▶ [What the task asks]
Leave the pictures out and reproduce, exactly, the lines from the one with "What text is on this page?" through the end of the entries below.

▶ [Material shown]
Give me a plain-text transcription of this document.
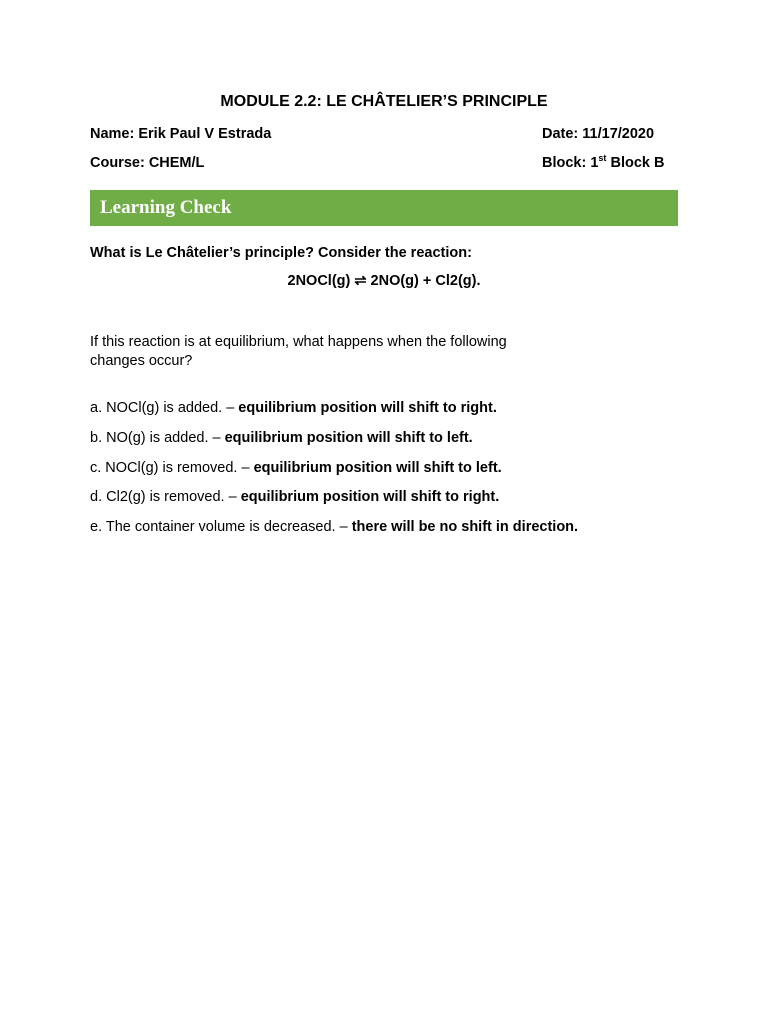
MODULE 2.2: LE CHÂTELIER’S PRINCIPLE
Name: Erik Paul V Estrada	Date: 11/17/2020
Course: CHEM/L	Block: 1st Block B
Learning Check
What is Le Châtelier’s principle? Consider the reaction:
2NOCl(g) ⇌ 2NO(g) + Cl2(g).
If this reaction is at equilibrium, what happens when the following changes occur?
a. NOCl(g) is added. – equilibrium position will shift to right.
b. NO(g) is added. – equilibrium position will shift to left.
c. NOCl(g) is removed. – equilibrium position will shift to left.
d. Cl2(g) is removed. – equilibrium position will shift to right.
e. The container volume is decreased. – there will be no shift in direction.
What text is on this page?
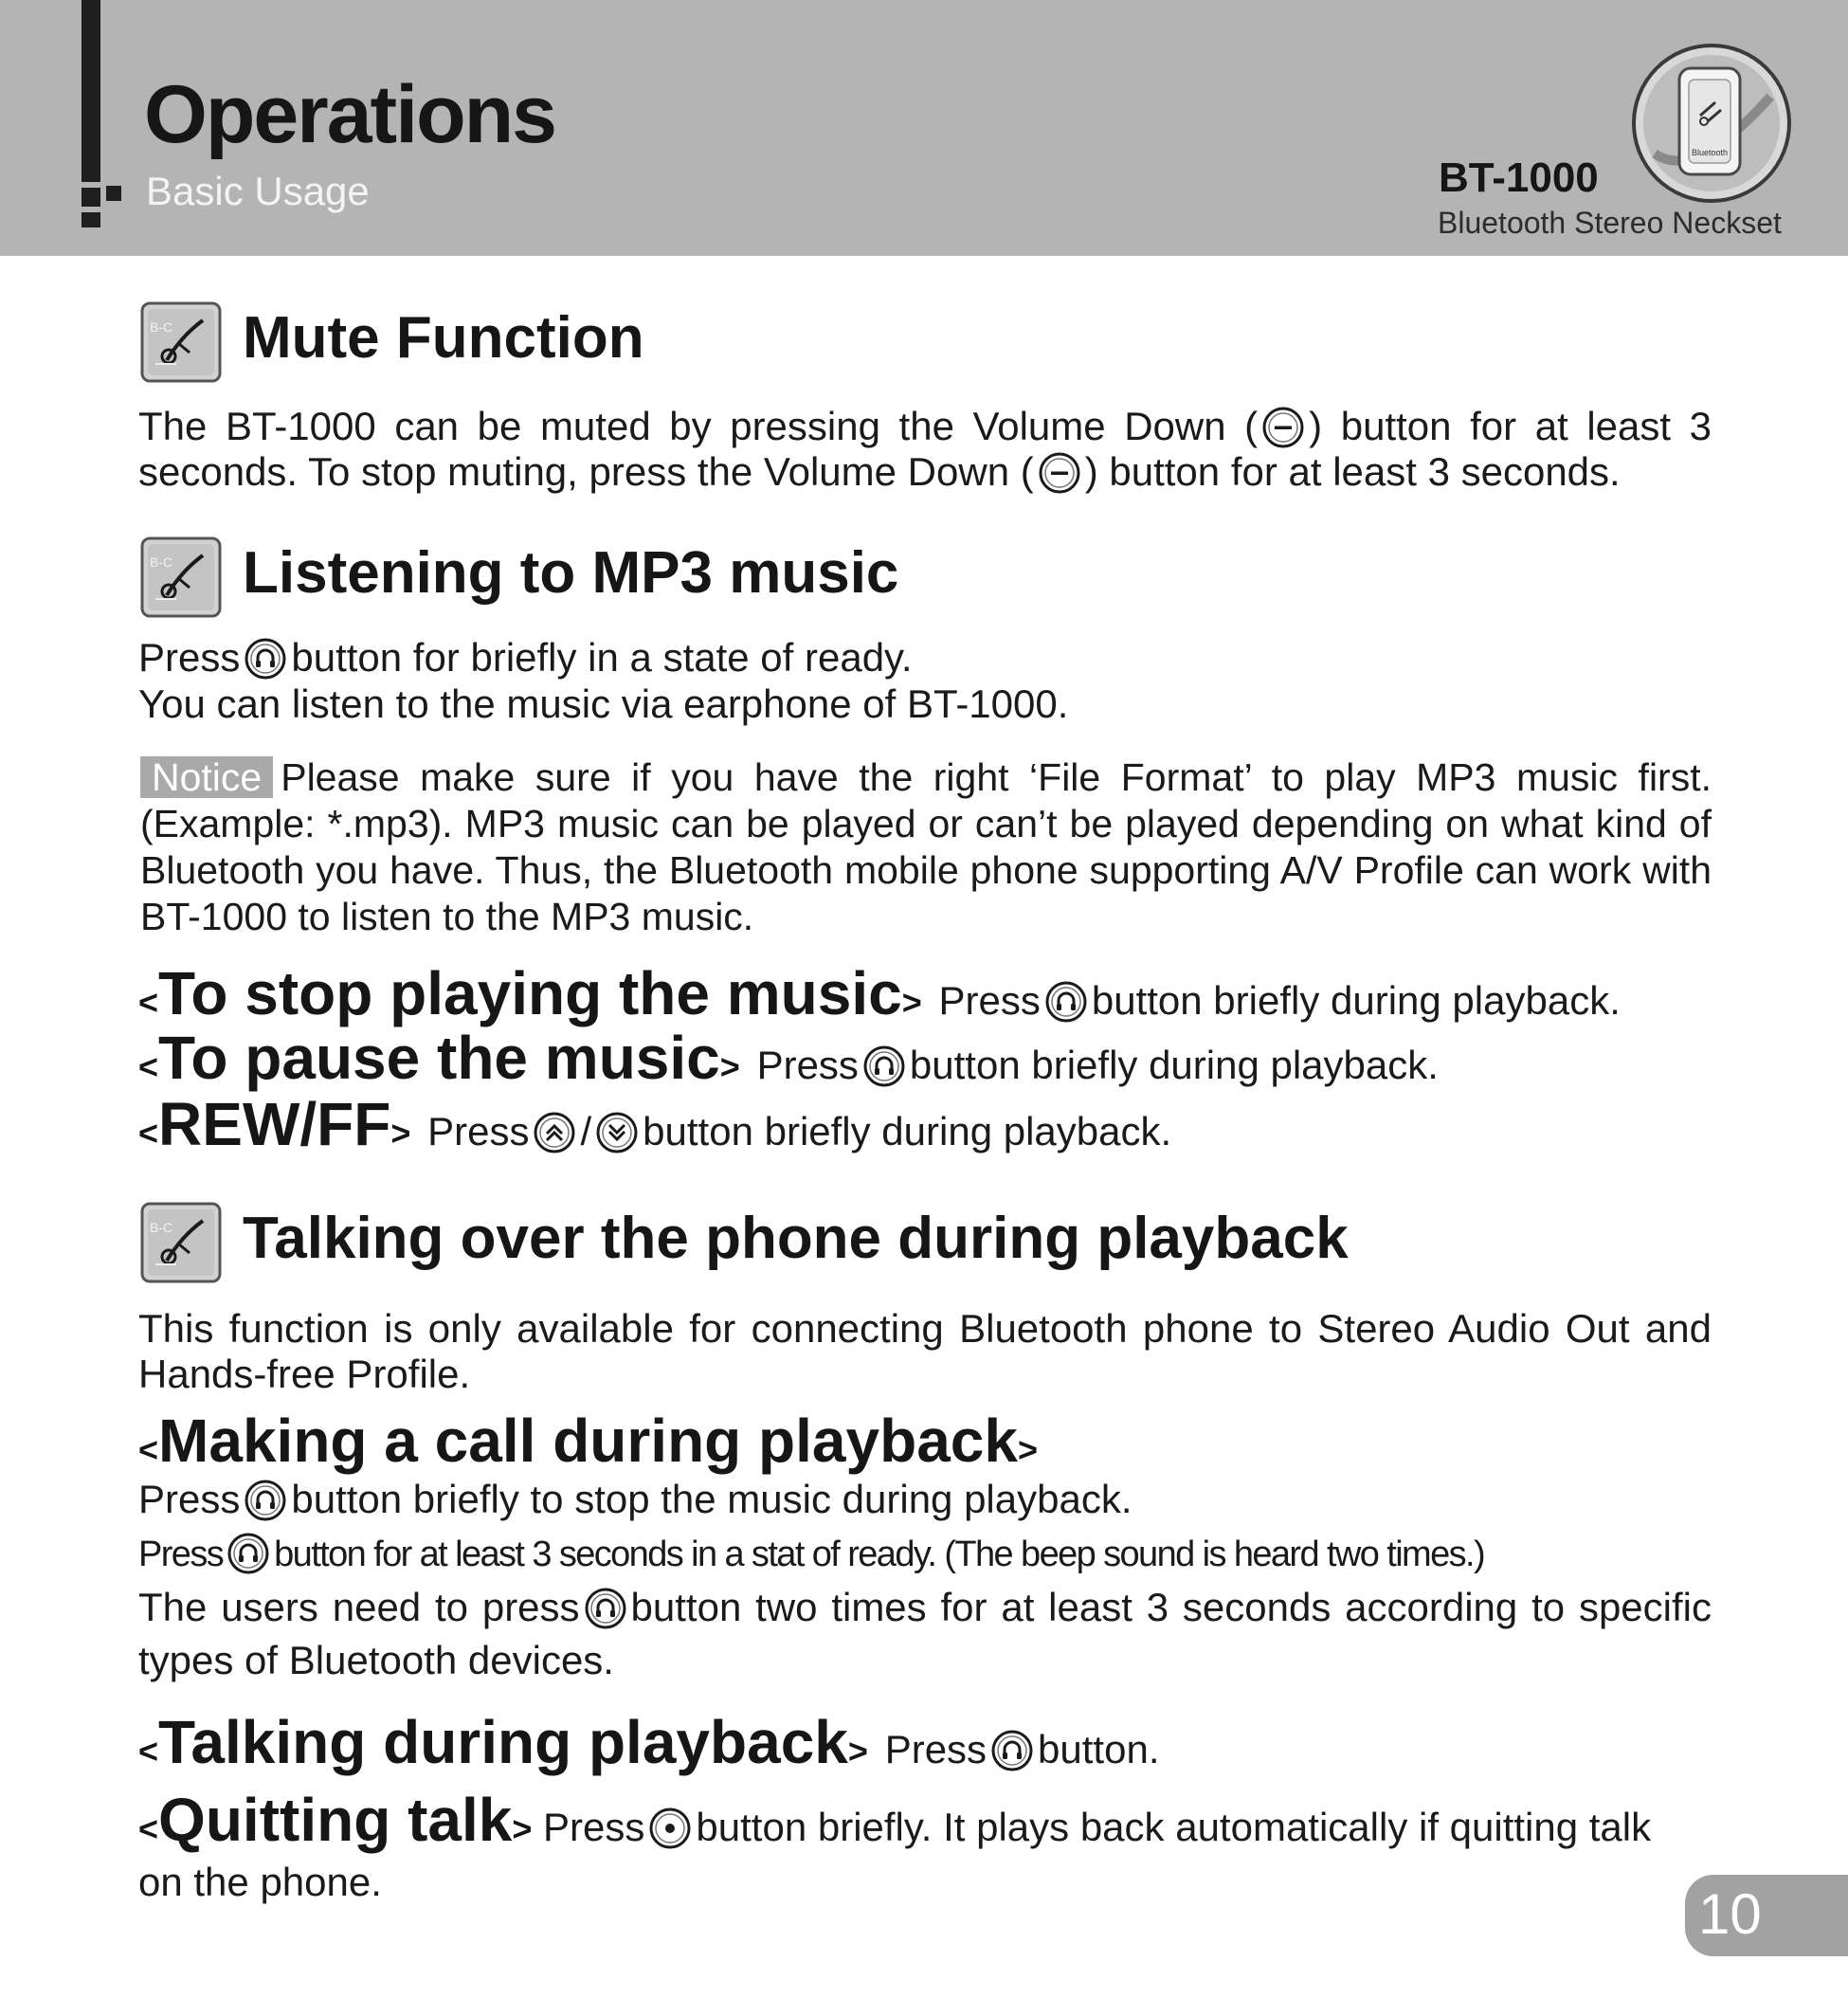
Operations
Basic Usage	BT-1000
Bluetooth Stereo Neckset
Bluetooth
Mute Function

The BT-1000 can be muted by pressing the Volume Down ( ) button for at least 3 seconds. To stop muting, press the Volume Down ( ) button for at least 3 seconds.

Listening to MP3 music
Press button for briefly in a state of ready.
You can listen to the music via earphone of BT-1000.

Notice Please make sure if you have the right ‘File Format’ to play MP3 music first. (Example: *.mp3). MP3 music can be played or can’t be played depending on what kind of Bluetooth you have. Thus, the Bluetooth mobile phone supporting A/V Profile can work with BT-1000 to listen to the MP3 music.

<To stop playing the music> Press button briefly during playback.
<To pause the music> Press button briefly during playback.
<REW/FF> Press / button briefly during playback.
Talking over the phone during playback

This function is only available for connecting Bluetooth phone to Stereo Audio Out and Hands-free Profile.

<Making a call during playback>
Press button briefly to stop the music during playback.
Press button for at least 3 seconds in a stat of ready. (The beep sound is heard two times.)

The users need to press button two times for at least 3 seconds according to specific types of Bluetooth devices.

<Talking during playback> Press button.

<Quitting talk> Press button briefly. It plays back automatically if quitting talk on the phone.

10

▶ [Exercise answer]
What text is on this page?
Operations
Basic Usage	BT-1000
Bluetooth Stereo Neckset
Bluetooth
Mute Function

The BT-1000 can be muted by pressing the Volume Down ( ) button for at least 3 seconds. To stop muting, press the Volume Down ( ) button for at least 3 seconds.

Listening to MP3 music
Press button for briefly in a state of ready.
You can listen to the music via earphone of BT-1000.

Notice Please make sure if you have the right ‘File Format’ to play MP3 music first. (Example: *.mp3). MP3 music can be played or can’t be played depending on what kind of Bluetooth you have. Thus, the Bluetooth mobile phone supporting A/V Profile can work with BT-1000 to listen to the MP3 music.

<To stop playing the music> Press button briefly during playback.
<To pause the music> Press button briefly during playback.
<REW/FF> Press / button briefly during playback.
Talking over the phone during playback

This function is only available for connecting Bluetooth phone to Stereo Audio Out and Hands-free Profile.

<Making a call during playback>
Press button briefly to stop the music during playback.
Press button for at least 3 seconds in a stat of ready. (The beep sound is heard two times.)

The users need to press button two times for at least 3 seconds according to specific types of Bluetooth devices.

<Talking during playback> Press button.

<Quitting talk> Press button briefly. It plays back automatically if quitting talk on the phone.

10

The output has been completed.